BEGIN The data

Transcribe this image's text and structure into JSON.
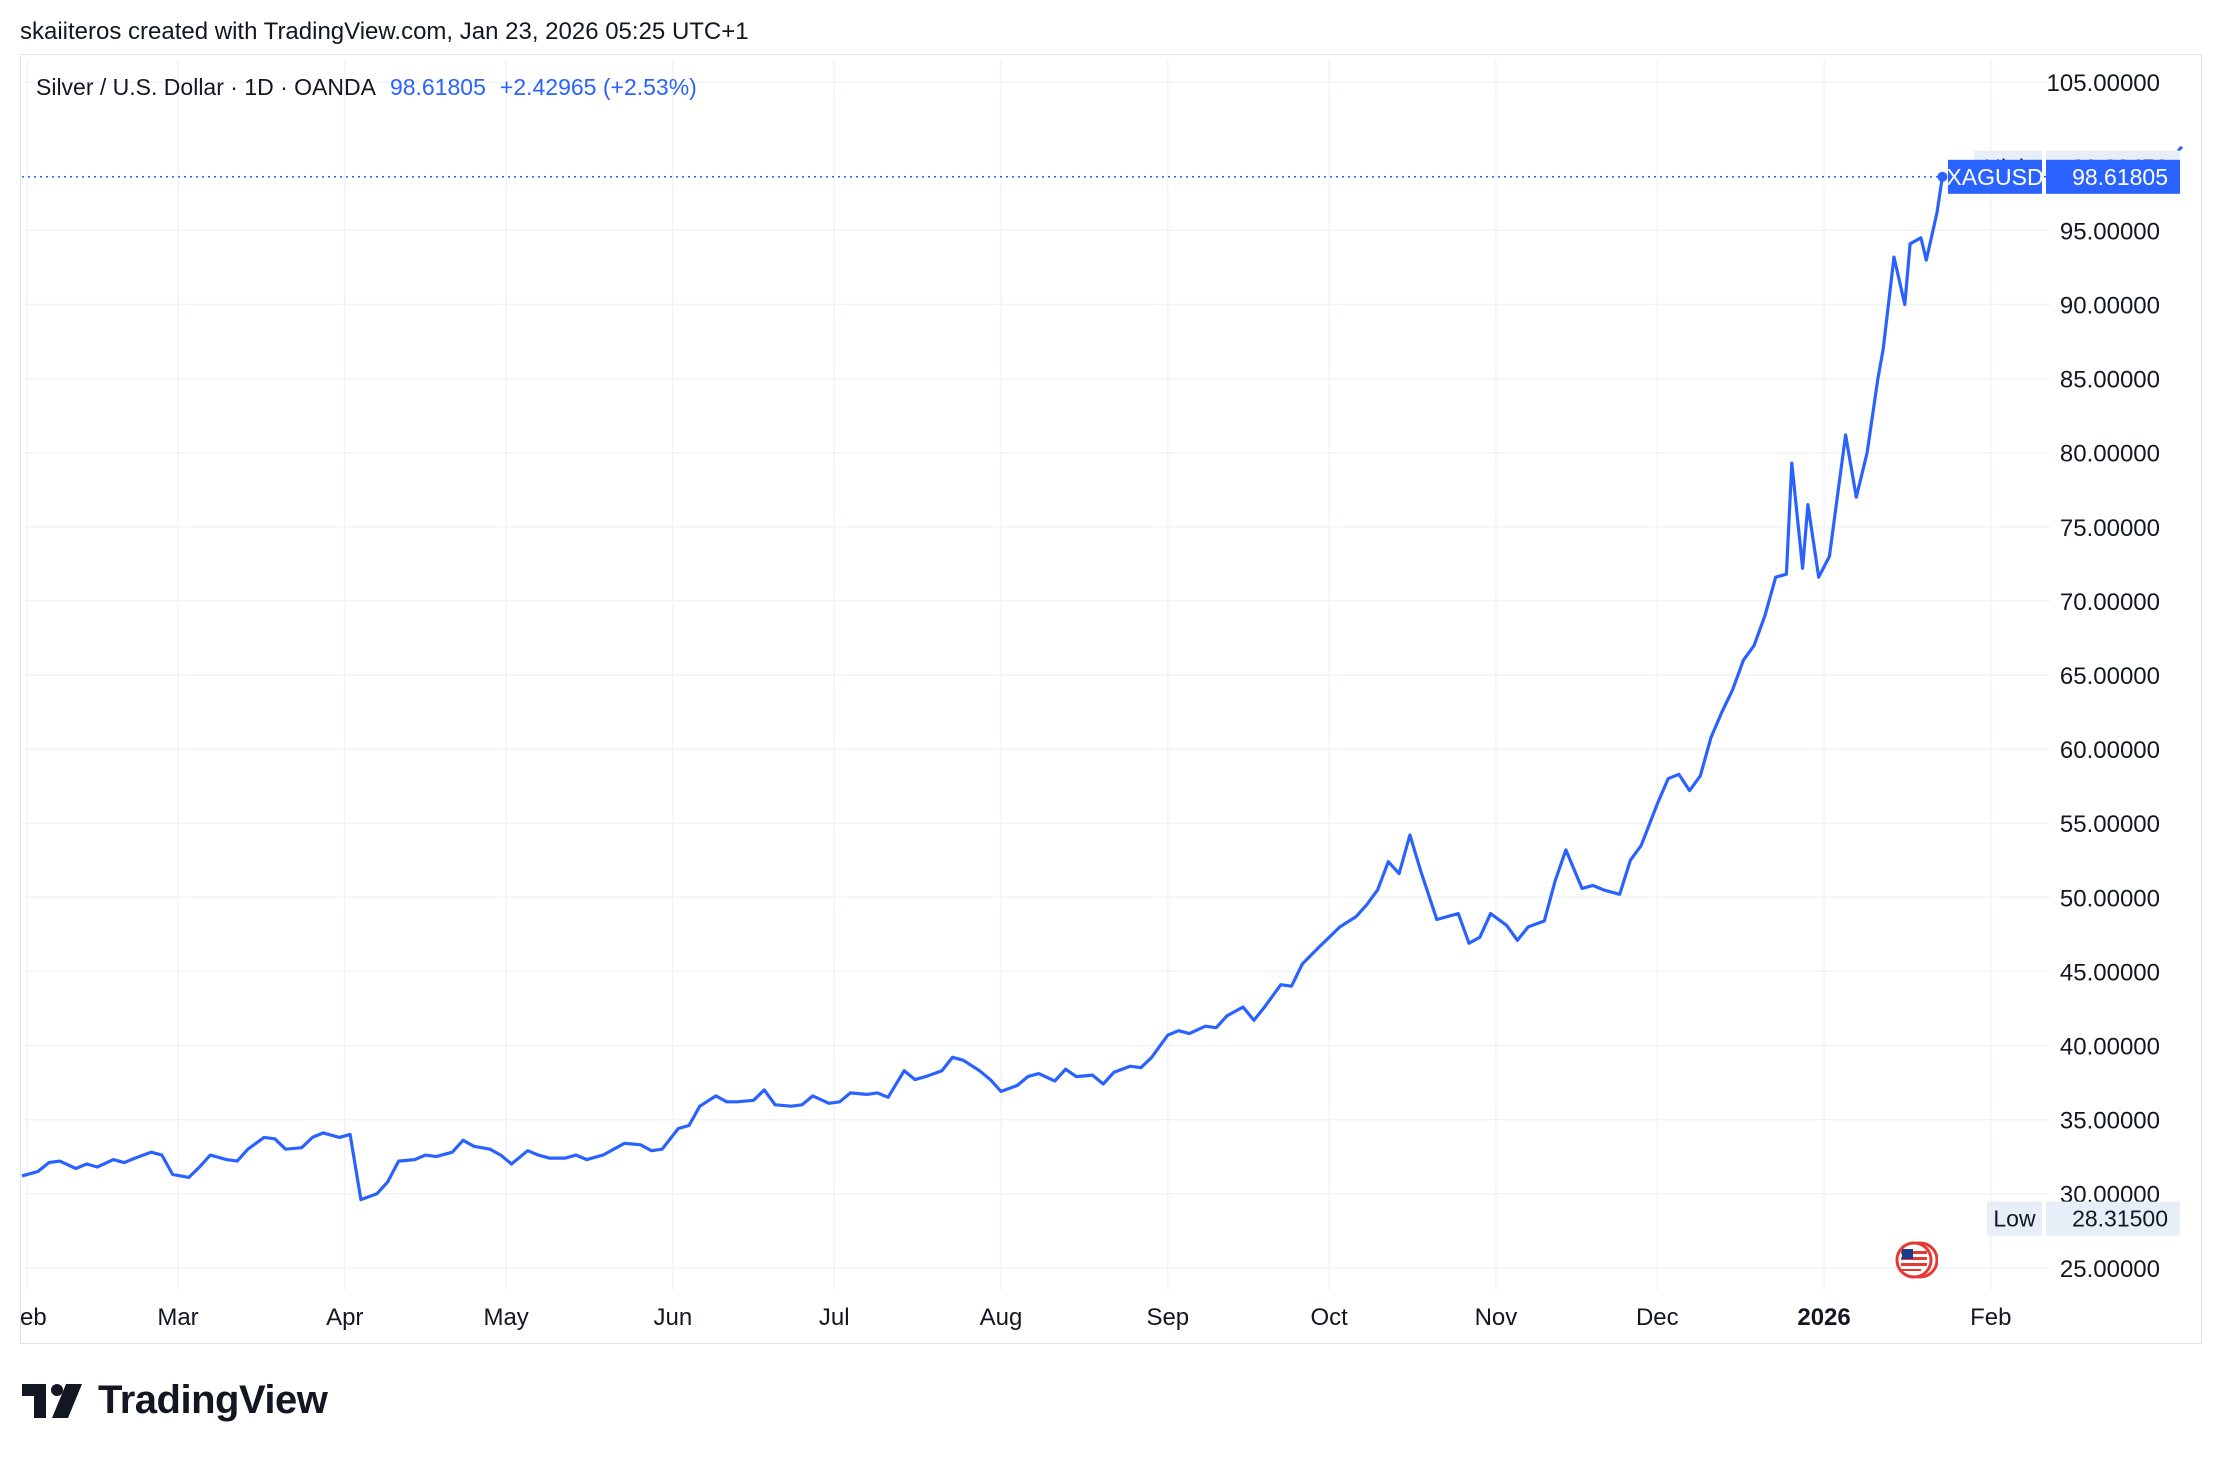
{
  "header": {
    "credit": "skaiiteros created with TradingView.com, Jan 23, 2026 05:25 UTC+1"
  },
  "legend": {
    "symbol": "Silver / U.S. Dollar · 1D · OANDA",
    "price": "98.61805",
    "change": "+2.42965 (+2.53%)"
  },
  "brand": {
    "name": "TradingView",
    "icon": "tradingview-logo-icon"
  },
  "events": {
    "icon": "us-flag-economic-event-icon"
  },
  "colors": {
    "line": "#2962ff",
    "grid": "#f0f3fa",
    "axis_text": "#131722",
    "tag_bg": "#e8eef8"
  },
  "chart_data": {
    "type": "line",
    "title": "Silver / U.S. Dollar · 1D · OANDA",
    "xlabel": "",
    "ylabel": "",
    "ylim": [
      23.5,
      106.5
    ],
    "xlim": [
      "2025-01-31",
      "2026-02-12"
    ],
    "y_ticks": [
      "105.00000",
      "95.00000",
      "90.00000",
      "85.00000",
      "80.00000",
      "75.00000",
      "70.00000",
      "65.00000",
      "60.00000",
      "55.00000",
      "50.00000",
      "45.00000",
      "40.00000",
      "35.00000",
      "30.00000",
      "25.00000"
    ],
    "x_ticks": [
      {
        "label": "eb",
        "date": "2025-02-01"
      },
      {
        "label": "Mar",
        "date": "2025-03-01"
      },
      {
        "label": "Apr",
        "date": "2025-04-01"
      },
      {
        "label": "May",
        "date": "2025-05-01"
      },
      {
        "label": "Jun",
        "date": "2025-06-01"
      },
      {
        "label": "Jul",
        "date": "2025-07-01"
      },
      {
        "label": "Aug",
        "date": "2025-08-01"
      },
      {
        "label": "Sep",
        "date": "2025-09-01"
      },
      {
        "label": "Oct",
        "date": "2025-10-01"
      },
      {
        "label": "Nov",
        "date": "2025-11-01"
      },
      {
        "label": "Dec",
        "date": "2025-12-01"
      },
      {
        "label": "2026",
        "date": "2026-01-01",
        "bold": true
      },
      {
        "label": "Feb",
        "date": "2026-02-01"
      }
    ],
    "grid": true,
    "series": [
      {
        "name": "XAGUSD",
        "color": "#2962ff",
        "points": [
          [
            "2025-01-31",
            31.2
          ],
          [
            "2025-02-03",
            31.5
          ],
          [
            "2025-02-05",
            32.1
          ],
          [
            "2025-02-07",
            32.2
          ],
          [
            "2025-02-10",
            31.7
          ],
          [
            "2025-02-12",
            32.0
          ],
          [
            "2025-02-14",
            31.8
          ],
          [
            "2025-02-17",
            32.3
          ],
          [
            "2025-02-19",
            32.1
          ],
          [
            "2025-02-21",
            32.4
          ],
          [
            "2025-02-24",
            32.8
          ],
          [
            "2025-02-26",
            32.6
          ],
          [
            "2025-02-28",
            31.3
          ],
          [
            "2025-03-03",
            31.1
          ],
          [
            "2025-03-05",
            31.8
          ],
          [
            "2025-03-07",
            32.6
          ],
          [
            "2025-03-10",
            32.3
          ],
          [
            "2025-03-12",
            32.2
          ],
          [
            "2025-03-14",
            33.0
          ],
          [
            "2025-03-17",
            33.8
          ],
          [
            "2025-03-19",
            33.7
          ],
          [
            "2025-03-21",
            33.0
          ],
          [
            "2025-03-24",
            33.1
          ],
          [
            "2025-03-26",
            33.8
          ],
          [
            "2025-03-28",
            34.1
          ],
          [
            "2025-03-31",
            33.8
          ],
          [
            "2025-04-02",
            34.0
          ],
          [
            "2025-04-04",
            29.6
          ],
          [
            "2025-04-07",
            30.0
          ],
          [
            "2025-04-09",
            30.8
          ],
          [
            "2025-04-11",
            32.2
          ],
          [
            "2025-04-14",
            32.3
          ],
          [
            "2025-04-16",
            32.6
          ],
          [
            "2025-04-18",
            32.5
          ],
          [
            "2025-04-21",
            32.8
          ],
          [
            "2025-04-23",
            33.6
          ],
          [
            "2025-04-25",
            33.2
          ],
          [
            "2025-04-28",
            33.0
          ],
          [
            "2025-04-30",
            32.6
          ],
          [
            "2025-05-02",
            32.0
          ],
          [
            "2025-05-05",
            32.9
          ],
          [
            "2025-05-07",
            32.6
          ],
          [
            "2025-05-09",
            32.4
          ],
          [
            "2025-05-12",
            32.4
          ],
          [
            "2025-05-14",
            32.6
          ],
          [
            "2025-05-16",
            32.3
          ],
          [
            "2025-05-19",
            32.6
          ],
          [
            "2025-05-21",
            33.0
          ],
          [
            "2025-05-23",
            33.4
          ],
          [
            "2025-05-26",
            33.3
          ],
          [
            "2025-05-28",
            32.9
          ],
          [
            "2025-05-30",
            33.0
          ],
          [
            "2025-06-02",
            34.4
          ],
          [
            "2025-06-04",
            34.6
          ],
          [
            "2025-06-06",
            35.9
          ],
          [
            "2025-06-09",
            36.6
          ],
          [
            "2025-06-11",
            36.2
          ],
          [
            "2025-06-13",
            36.2
          ],
          [
            "2025-06-16",
            36.3
          ],
          [
            "2025-06-18",
            37.0
          ],
          [
            "2025-06-20",
            36.0
          ],
          [
            "2025-06-23",
            35.9
          ],
          [
            "2025-06-25",
            36.0
          ],
          [
            "2025-06-27",
            36.6
          ],
          [
            "2025-06-30",
            36.1
          ],
          [
            "2025-07-02",
            36.2
          ],
          [
            "2025-07-04",
            36.8
          ],
          [
            "2025-07-07",
            36.7
          ],
          [
            "2025-07-09",
            36.8
          ],
          [
            "2025-07-11",
            36.5
          ],
          [
            "2025-07-14",
            38.3
          ],
          [
            "2025-07-16",
            37.7
          ],
          [
            "2025-07-18",
            37.9
          ],
          [
            "2025-07-21",
            38.3
          ],
          [
            "2025-07-23",
            39.2
          ],
          [
            "2025-07-25",
            39.0
          ],
          [
            "2025-07-28",
            38.3
          ],
          [
            "2025-07-30",
            37.7
          ],
          [
            "2025-08-01",
            36.9
          ],
          [
            "2025-08-04",
            37.3
          ],
          [
            "2025-08-06",
            37.9
          ],
          [
            "2025-08-08",
            38.1
          ],
          [
            "2025-08-11",
            37.6
          ],
          [
            "2025-08-13",
            38.4
          ],
          [
            "2025-08-15",
            37.9
          ],
          [
            "2025-08-18",
            38.0
          ],
          [
            "2025-08-20",
            37.4
          ],
          [
            "2025-08-22",
            38.2
          ],
          [
            "2025-08-25",
            38.6
          ],
          [
            "2025-08-27",
            38.5
          ],
          [
            "2025-08-29",
            39.2
          ],
          [
            "2025-09-01",
            40.7
          ],
          [
            "2025-09-03",
            41.0
          ],
          [
            "2025-09-05",
            40.8
          ],
          [
            "2025-09-08",
            41.3
          ],
          [
            "2025-09-10",
            41.2
          ],
          [
            "2025-09-12",
            42.0
          ],
          [
            "2025-09-15",
            42.6
          ],
          [
            "2025-09-17",
            41.7
          ],
          [
            "2025-09-19",
            42.6
          ],
          [
            "2025-09-22",
            44.1
          ],
          [
            "2025-09-24",
            44.0
          ],
          [
            "2025-09-26",
            45.5
          ],
          [
            "2025-09-29",
            46.6
          ],
          [
            "2025-10-01",
            47.3
          ],
          [
            "2025-10-03",
            48.0
          ],
          [
            "2025-10-06",
            48.7
          ],
          [
            "2025-10-08",
            49.5
          ],
          [
            "2025-10-10",
            50.5
          ],
          [
            "2025-10-12",
            52.4
          ],
          [
            "2025-10-14",
            51.6
          ],
          [
            "2025-10-16",
            54.2
          ],
          [
            "2025-10-18",
            51.8
          ],
          [
            "2025-10-21",
            48.5
          ],
          [
            "2025-10-23",
            48.7
          ],
          [
            "2025-10-25",
            48.9
          ],
          [
            "2025-10-27",
            46.9
          ],
          [
            "2025-10-29",
            47.3
          ],
          [
            "2025-10-31",
            48.9
          ],
          [
            "2025-11-03",
            48.1
          ],
          [
            "2025-11-05",
            47.1
          ],
          [
            "2025-11-07",
            48.0
          ],
          [
            "2025-11-10",
            48.4
          ],
          [
            "2025-11-12",
            51.1
          ],
          [
            "2025-11-14",
            53.2
          ],
          [
            "2025-11-17",
            50.6
          ],
          [
            "2025-11-19",
            50.8
          ],
          [
            "2025-11-21",
            50.5
          ],
          [
            "2025-11-24",
            50.2
          ],
          [
            "2025-11-26",
            52.5
          ],
          [
            "2025-11-28",
            53.5
          ],
          [
            "2025-12-01",
            56.3
          ],
          [
            "2025-12-03",
            58.0
          ],
          [
            "2025-12-05",
            58.3
          ],
          [
            "2025-12-07",
            57.2
          ],
          [
            "2025-12-09",
            58.2
          ],
          [
            "2025-12-11",
            60.8
          ],
          [
            "2025-12-13",
            62.5
          ],
          [
            "2025-12-15",
            64.0
          ],
          [
            "2025-12-17",
            66.0
          ],
          [
            "2025-12-19",
            67.0
          ],
          [
            "2025-12-21",
            69.0
          ],
          [
            "2025-12-23",
            71.6
          ],
          [
            "2025-12-25",
            71.8
          ],
          [
            "2025-12-26",
            79.3
          ],
          [
            "2025-12-28",
            72.2
          ],
          [
            "2025-12-29",
            76.5
          ],
          [
            "2025-12-31",
            71.6
          ],
          [
            "2026-01-02",
            73.0
          ],
          [
            "2026-01-05",
            81.2
          ],
          [
            "2026-01-07",
            77.0
          ],
          [
            "2026-01-09",
            80.0
          ],
          [
            "2026-01-11",
            85.0
          ],
          [
            "2026-01-12",
            87.0
          ],
          [
            "2026-01-14",
            93.2
          ],
          [
            "2026-01-16",
            90.0
          ],
          [
            "2026-01-17",
            94.1
          ],
          [
            "2026-01-19",
            94.5
          ],
          [
            "2026-01-20",
            93.0
          ],
          [
            "2026-01-22",
            96.2
          ],
          [
            "2026-01-23",
            98.61805
          ]
        ]
      }
    ],
    "last_price": {
      "label": "XAGUSD",
      "value": "98.61805",
      "y": 98.61805
    },
    "high": {
      "label": "High",
      "value": "99.23450",
      "y": 99.2345
    },
    "low": {
      "label": "Low",
      "value": "28.31500",
      "y": 28.315
    },
    "legend_placement": "none"
  }
}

END The data

* _Written request_
Every line in the data above that contains "icon" needs to be copied.

* _Output of the exercise_
    "icon": "tradingview-logo-icon"
    "icon": "us-flag-economic-event-icon"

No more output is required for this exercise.